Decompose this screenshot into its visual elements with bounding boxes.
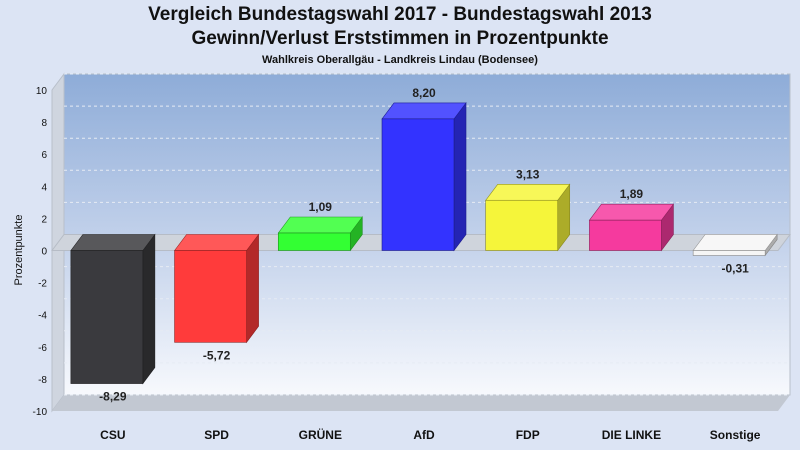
bar-top [277,216,363,234]
y-tick-label: -4 [38,311,47,322]
y-tick-label: 6 [41,150,47,161]
data-label: 1,09 [309,200,333,214]
y-tick-label: 10 [36,86,48,97]
y-tick-label: 2 [41,214,47,225]
bar-side [246,233,259,344]
data-label: -5,72 [203,348,231,362]
chart-caption: Wahlkreis Oberallgäu - Landkreis Lindau … [262,54,538,66]
chart-title: Vergleich Bundestagswahl 2017 - Bundesta… [148,4,652,25]
data-label: -0,31 [721,261,749,275]
bar-top [588,203,675,221]
y-tick-label: -10 [33,407,48,418]
bar-front [277,232,351,251]
bars: -8,29 -5,72 1,09 8,20 3,13 1,89 -0,31 [70,86,778,404]
data-label: 3,13 [516,167,540,181]
bar-top [692,234,778,251]
bar-grüne [277,216,363,252]
x-tick-label: CSU [100,428,125,442]
bar-csu [70,233,156,385]
x-tick-label: SPD [204,428,229,442]
bar-front [174,250,247,343]
y-axis-label: Prozentpunkte [13,215,25,286]
bar-spd [173,233,260,344]
x-axis: CSU SPD GRÜNE AfD FDP DIE LINKE Sonstige [100,427,761,442]
y-tick-label: -2 [38,279,47,290]
data-label: -8,29 [99,390,127,404]
bar-front [381,118,455,251]
y-tick-label: -8 [38,375,47,386]
y-tick-label: 8 [41,118,47,129]
data-label: 8,20 [412,86,436,100]
x-tick-label: Sonstige [710,428,761,442]
x-tick-label: DIE LINKE [602,428,661,442]
bar-side [142,233,156,385]
bar-fdp [485,183,571,252]
x-tick-label: FDP [516,428,540,442]
x-tick-label: AfD [413,428,435,442]
bar-front [485,199,559,251]
chart-subtitle: Gewinn/Verlust Erststimmen in Prozentpun… [191,28,609,49]
data-label: 1,89 [620,187,644,201]
y-tick-label: 0 [41,247,47,258]
bar-die-linke [588,203,675,252]
bar-front [589,219,662,251]
x-tick-label: GRÜNE [299,427,342,442]
bar-top [381,102,467,120]
bar-top [70,234,156,251]
bar-afd [381,101,467,252]
bar-front [692,250,766,256]
bar-sonstige [692,233,778,257]
bar-top [485,183,571,201]
y-tick-label: -6 [38,343,47,354]
y-tick-label: 4 [41,182,47,193]
plot-floor [52,395,790,411]
bar-side [453,101,467,252]
bar-top [173,234,260,251]
bar-front [70,250,144,384]
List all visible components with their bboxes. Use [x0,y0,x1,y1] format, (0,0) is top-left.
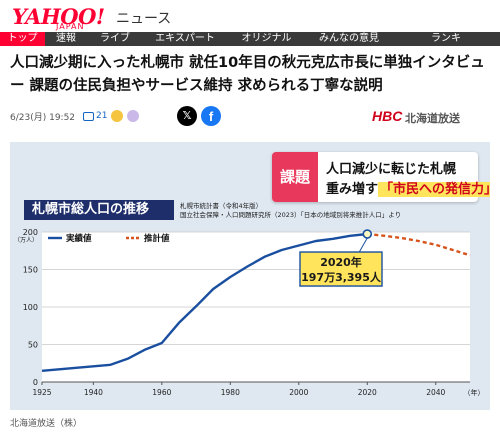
issue-box: 課題 人口減少に転じた札幌 重み増す 「市民への発信力」 [272,152,490,202]
issue-line2-highlight: 「市民への発信力」 [378,182,490,197]
y-axis-unit: （万人） [14,237,38,244]
issue-tag: 課題 [272,152,318,202]
reaction-smile-icon[interactable] [111,110,124,122]
highlight-point [362,229,373,239]
site-header: YAHOO! JAPAN ニュース [0,0,500,32]
category-nav: トップ 速報 ライブ エキスパート オリジナル みんなの意見 ランキ [0,32,500,46]
chart-source-2: 国立社会保障・人口問題研究所（2023）「日本の地域別将来推計人口」より [180,211,402,219]
article-title: 人口減少期に入った札幌市 就任10年目の秋元克広市長に単独インタビュー 課題の住… [10,55,485,94]
yahoo-logo[interactable]: YAHOO! [12,4,105,29]
y-tick-label: 100 [23,303,38,312]
article-meta: 6/23(月) 19:52 21 [10,108,140,124]
series-line-projected [367,232,471,257]
yahoo-japan-label: JAPAN [56,22,85,31]
population-chart: 0 50 100 150 200（万人） 1925 1940 1960 1980 2000 2020… [14,228,485,397]
callout-leader [358,237,368,253]
chart-title: 札幌市総人口の推移 [24,200,174,220]
share-x-icon[interactable]: 𝕏 [177,106,197,126]
x-tick-label: 2000 [289,388,308,397]
issue-line2: 重み増す 「市民への発信力」 [326,178,490,197]
nav-item[interactable]: ライブ [100,33,130,44]
nav-item[interactable]: 速報 [56,33,76,44]
x-tick-label: 2040 [426,388,445,397]
nav-item[interactable]: エキスパート [155,33,215,44]
x-axis-unit: （年） [464,388,485,397]
nav-item[interactable]: みんなの意見 [319,33,379,44]
source-logo[interactable]: HBC [372,108,403,124]
nav-item[interactable]: オリジナル [241,33,292,44]
article-figure[interactable]: 0 50 100 150 200 （万人） 1925 1940 1960 1980 2000 2020… [10,142,490,410]
callout-box [299,251,383,287]
legend-label-projected: 推計値 [144,233,170,244]
callout-year: 2020年 [320,255,362,269]
y-tick-label: 200 [23,228,38,237]
reaction-think-icon[interactable] [127,110,140,122]
source-name[interactable]: 北海道放送 [405,112,460,125]
comments-link[interactable]: 21 [83,111,107,121]
legend-label-actual: 実績値 [66,233,92,244]
x-tick-label: 1940 [84,388,103,397]
y-tick-label: 150 [23,266,38,275]
x-tick-label: 1960 [152,388,171,397]
series-line-actual [41,232,368,372]
y-tick-label: 50 [28,341,38,350]
y-tick-label: 0 [33,378,38,387]
nav-item[interactable]: ランキ [431,33,461,44]
chart-source-1: 札幌市統計書（令和4年版） [180,202,263,210]
x-tick-label: 1980 [221,388,240,397]
figure-caption: 北海道放送（株） [10,419,83,429]
x-tick-label: 2020 [358,388,377,397]
issue-line2-prefix: 重み増す [326,182,379,197]
nav-item[interactable]: トップ [0,32,45,46]
callout-value: 197万3,395人 [301,270,382,284]
comment-icon [83,111,95,121]
share-facebook-icon[interactable]: f [201,106,221,126]
article-date: 6/23(月) 19:52 [10,112,76,123]
comment-count: 21 [96,111,108,121]
x-tick-label: 1925 [32,388,51,397]
issue-line1: 人口減少に転じた札幌 [326,162,457,177]
news-section-link[interactable]: ニュース [116,11,172,27]
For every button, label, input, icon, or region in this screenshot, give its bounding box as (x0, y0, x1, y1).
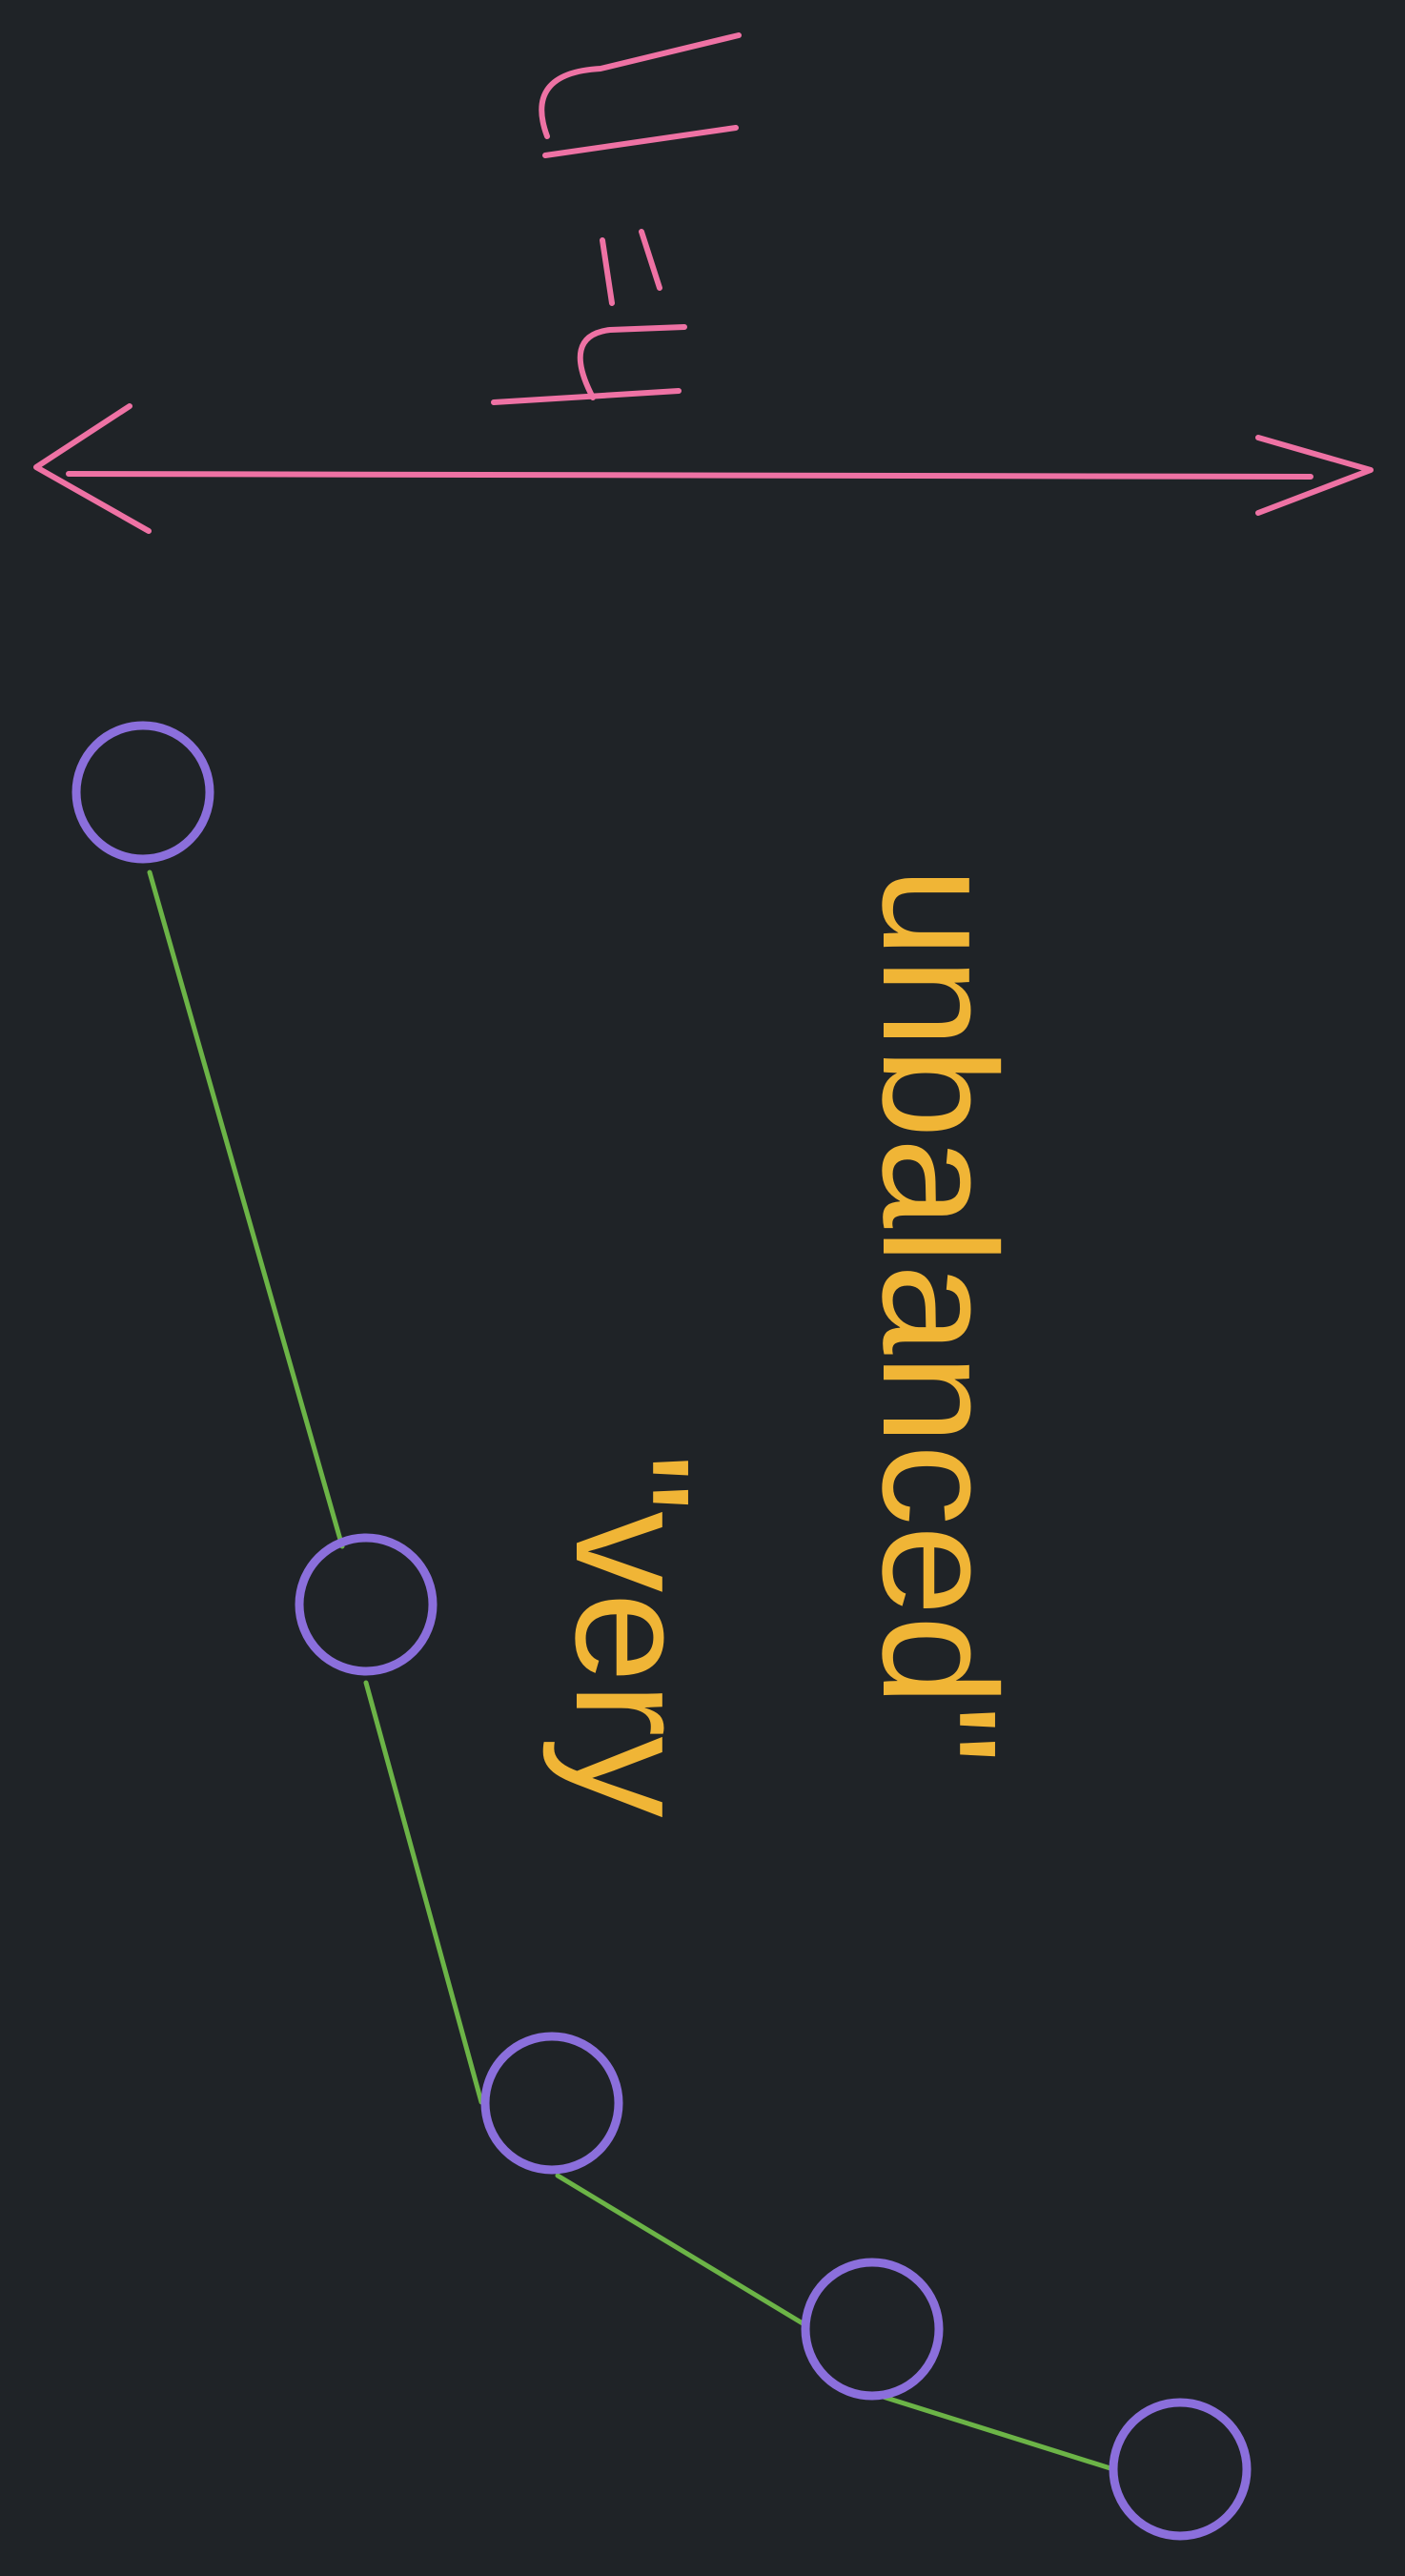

· · · ·

EXERCISE:
Reproduce all of the rows above verbatim, leaving out the pictures.

RESULT OF THE EXERCISE:
Decompose this screenshot into its visual elements with bounding boxes.
bar-top [277,216,363,234]
y-tick-label: -4 [38,311,47,322]
y-tick-label: 6 [41,150,47,161]
data-label: 1,09 [309,200,333,214]
y-tick-label: 10 [36,86,48,97]
y-tick-label: 2 [41,214,47,225]
bar-side [246,233,259,344]
data-label: -5,72 [203,348,231,362]
chart-caption: Wahlkreis Oberallgäu - Landkreis Lindau … [262,54,538,66]
chart-title: Vergleich Bundestagswahl 2017 - Bundesta… [148,4,652,25]
data-label: -0,31 [721,261,749,275]
bar-top [588,203,675,221]
y-tick-label: -10 [33,407,48,418]
bar-front [277,232,351,251]
bars: -8,29 -5,72 1,09 8,20 3,13 1,89 -0,31 [70,86,778,404]
data-label: 3,13 [516,167,540,181]
bar-top [692,234,778,251]
bar-grüne [277,216,363,252]
x-tick-label: CSU [100,428,125,442]
bar-csu [70,233,156,385]
x-tick-label: SPD [204,428,229,442]
bar-front [174,250,247,343]
y-axis-label: Prozentpunkte [13,215,25,286]
bar-spd [173,233,260,344]
x-axis: CSU SPD GRÜNE AfD FDP DIE LINKE Sonstige [100,427,761,442]
y-tick-label: -2 [38,279,47,290]
data-label: -8,29 [99,390,127,404]
bar-front [381,118,455,251]
y-tick-label: -8 [38,375,47,386]
y-tick-label: 8 [41,118,47,129]
data-label: 8,20 [412,86,436,100]
x-tick-label: Sonstige [710,428,761,442]
x-tick-label: DIE LINKE [602,428,661,442]
bar-side [142,233,156,385]
bar-fdp [485,183,571,252]
x-tick-label: FDP [516,428,540,442]
x-tick-label: AfD [413,428,435,442]
bar-front [485,199,559,251]
chart-subtitle: Gewinn/Verlust Erststimmen in Prozentpun… [191,28,609,49]
data-label: 1,89 [620,187,644,201]
y-tick-label: 0 [41,247,47,258]
bar-die-linke [588,203,675,252]
bar-front [589,219,662,251]
x-tick-label: GRÜNE [299,427,342,442]
bar-top [381,102,467,120]
bar-top [70,234,156,251]
bar-afd [381,101,467,252]
bar-front [692,250,766,256]
bar-sonstige [692,233,778,257]
bar-top [485,183,571,201]
y-tick-label: -6 [38,343,47,354]
y-tick-label: 4 [41,182,47,193]
plot-floor [52,395,790,411]
bar-side [453,101,467,252]
bar-top [173,234,260,251]
bar-front [70,250,144,384]
List all visible components with their bboxes. Use [x0,y0,x1,y1] format, (0,0) is top-left.
issue-box: 課題 人口減少に転じた札幌 重み増す 「市民への発信力」 [272,152,490,202]
issue-line2-highlight: 「市民への発信力」 [378,182,490,197]
y-axis-unit: （万人） [14,237,38,244]
issue-tag: 課題 [272,152,318,202]
reaction-smile-icon[interactable] [111,110,124,122]
highlight-point [362,229,373,239]
site-header: YAHOO! JAPAN ニュース [0,0,500,32]
category-nav: トップ 速報 ライブ エキスパート オリジナル みんなの意見 ランキ [0,32,500,46]
chart-source-2: 国立社会保障・人口問題研究所（2023）「日本の地域別将来推計人口」より [180,211,402,219]
article-title: 人口減少期に入った札幌市 就任10年目の秋元克広市長に単独インタビュー 課題の住… [10,55,485,94]
yahoo-logo[interactable]: YAHOO! [12,4,105,29]
y-tick-label: 100 [23,303,38,312]
article-meta: 6/23(月) 19:52 21 [10,108,140,124]
series-line-projected [367,232,471,257]
yahoo-japan-label: JAPAN [56,22,85,31]
population-chart: 0 50 100 150 200（万人） 1925 1940 1960 1980 2000 2020… [14,228,485,397]
callout-leader [358,237,368,253]
chart-title: 札幌市総人口の推移 [24,200,174,220]
share-x-icon[interactable]: 𝕏 [177,106,197,126]
x-tick-label: 2000 [289,388,308,397]
issue-line2: 重み増す 「市民への発信力」 [326,178,490,197]
nav-item[interactable]: ライブ [100,33,130,44]
nav-item[interactable]: 速報 [56,33,76,44]
x-tick-label: 2040 [426,388,445,397]
nav-item[interactable]: エキスパート [155,33,215,44]
x-axis-unit: （年） [464,388,485,397]
nav-item[interactable]: みんなの意見 [319,33,379,44]
source-logo[interactable]: HBC [372,108,403,124]
nav-item[interactable]: オリジナル [241,33,292,44]
article-figure[interactable]: 0 50 100 150 200 （万人） 1925 1940 1960 1980 2000 2020… [10,142,490,410]
callout-box [299,251,383,287]
legend-label-projected: 推計値 [144,233,170,244]
callout-year: 2020年 [320,255,362,269]
y-tick-label: 200 [23,228,38,237]
reaction-think-icon[interactable] [127,110,140,122]
source-name[interactable]: 北海道放送 [405,112,460,125]
comments-link[interactable]: 21 [83,111,107,121]
legend-label-actual: 実績値 [66,233,92,244]
x-tick-label: 1940 [84,388,103,397]
y-tick-label: 150 [23,266,38,275]
x-tick-label: 1960 [152,388,171,397]
series-line-actual [41,232,368,372]
y-tick-label: 50 [28,341,38,350]
y-tick-label: 0 [33,378,38,387]
nav-item[interactable]: ランキ [431,33,461,44]
chart-source-1: 札幌市統計書（令和4年版） [180,202,263,210]
x-tick-label: 1980 [221,388,240,397]
figure-caption: 北海道放送（株） [10,419,83,429]
x-tick-label: 2020 [358,388,377,397]
issue-line2-prefix: 重み増す [326,182,379,197]
nav-item[interactable]: トップ [0,32,45,46]
callout-value: 197万3,395人 [301,270,382,284]
comment-icon [83,111,95,121]
share-facebook-icon[interactable]: f [201,106,221,126]
article-date: 6/23(月) 19:52 [10,112,76,123]
comment-count: 21 [96,111,108,121]
x-tick-label: 1925 [32,388,51,397]
issue-line1: 人口減少に転じた札幌 [326,162,457,177]
news-section-link[interactable]: ニュース [116,11,172,27]
For every button, label, input, icon, or region in this screenshot, give its bounding box as (x0, y0, x1, y1).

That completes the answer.